┌──

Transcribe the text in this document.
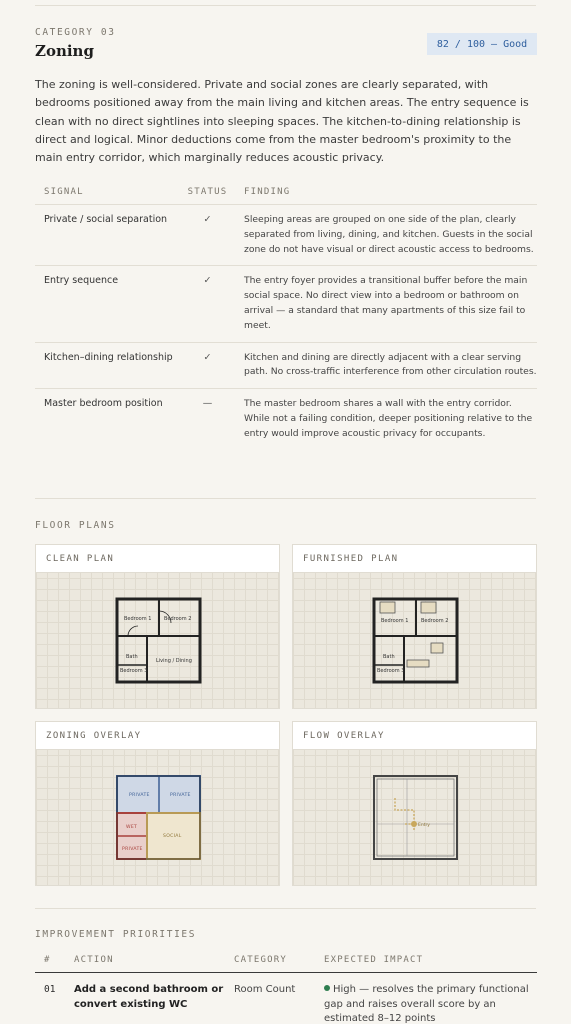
CATEGORY 03
Zoning	82 / 100 — Good

The zoning is well-considered. Private and social zones are clearly separated, with bedrooms positioned away from the main living and kitchen areas. The entry sequence is clean with no direct sightlines into sleeping spaces. The kitchen-to-dining relationship is direct and logical. Minor deductions come from the master bedroom's proximity to the main entry corridor, which marginally reduces acoustic privacy.

SIGNAL	STATUS	FINDING
Private / social separation	✓	Sleeping areas are grouped on one side of the plan, clearly separated from living, dining, and kitchen. Guests in the social zone do not have visual or direct acoustic access to bedrooms.
Entry sequence	✓	The entry foyer provides a transitional buffer before the main social space. No direct view into a bedroom or bathroom on arrival — a standard that many apartments of this size fail to meet.
Kitchen–dining relationship	✓	Kitchen and dining are directly adjacent with a clear serving path. No cross-traffic interference from other circulation routes.
Master bedroom position	—	The master bedroom shares a wall with the entry corridor. While not a failing condition, deeper positioning relative to the entry would improve acoustic privacy for occupants.
FLOOR PLANS
CLEAN PLAN
Bedroom 1	Bedroom 2
Bath
Bedroom 3
Living / Dining
FURNISHED PLAN
Bedroom 1	Bedroom 2
Bath
Bedroom 3
ZONING OVERLAY
PRIVATE	PRIVATE
WET
PRIVATE
SOCIAL
FLOW OVERLAY
Entry
IMPROVEMENT PRIORITIES
#	ACTION	CATEGORY	EXPECTED IMPACT
01	Add a second bathroom or convert existing WC	Room Count	High — resolves the primary functional gap and raises overall score by an estimated 8–12 points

└──

*The task*
Reproduce all entries without any change, and omit the pictures.

*Response to the task*
Transcribe the text in this document.
CATEGORY 03
Zoning	82 / 100 — Good

The zoning is well-considered. Private and social zones are clearly separated, with bedrooms positioned away from the main living and kitchen areas. The entry sequence is clean with no direct sightlines into sleeping spaces. The kitchen-to-dining relationship is direct and logical. Minor deductions come from the master bedroom's proximity to the main entry corridor, which marginally reduces acoustic privacy.

SIGNAL	STATUS	FINDING
Private / social separation	✓	Sleeping areas are grouped on one side of the plan, clearly separated from living, dining, and kitchen. Guests in the social zone do not have visual or direct acoustic access to bedrooms.
Entry sequence	✓	The entry foyer provides a transitional buffer before the main social space. No direct view into a bedroom or bathroom on arrival — a standard that many apartments of this size fail to meet.
Kitchen–dining relationship	✓	Kitchen and dining are directly adjacent with a clear serving path. No cross-traffic interference from other circulation routes.
Master bedroom position	—	The master bedroom shares a wall with the entry corridor. While not a failing condition, deeper positioning relative to the entry would improve acoustic privacy for occupants.
FLOOR PLANS
CLEAN PLAN
Bedroom 1	Bedroom 2
Bath
Bedroom 3
Living / Dining
FURNISHED PLAN
Bedroom 1	Bedroom 2
Bath
Bedroom 3
ZONING OVERLAY
PRIVATE	PRIVATE
WET
PRIVATE
SOCIAL
FLOW OVERLAY
Entry
IMPROVEMENT PRIORITIES
#	ACTION	CATEGORY	EXPECTED IMPACT
01	Add a second bathroom or convert existing WC	Room Count	High — resolves the primary functional gap and raises overall score by an estimated 8–12 points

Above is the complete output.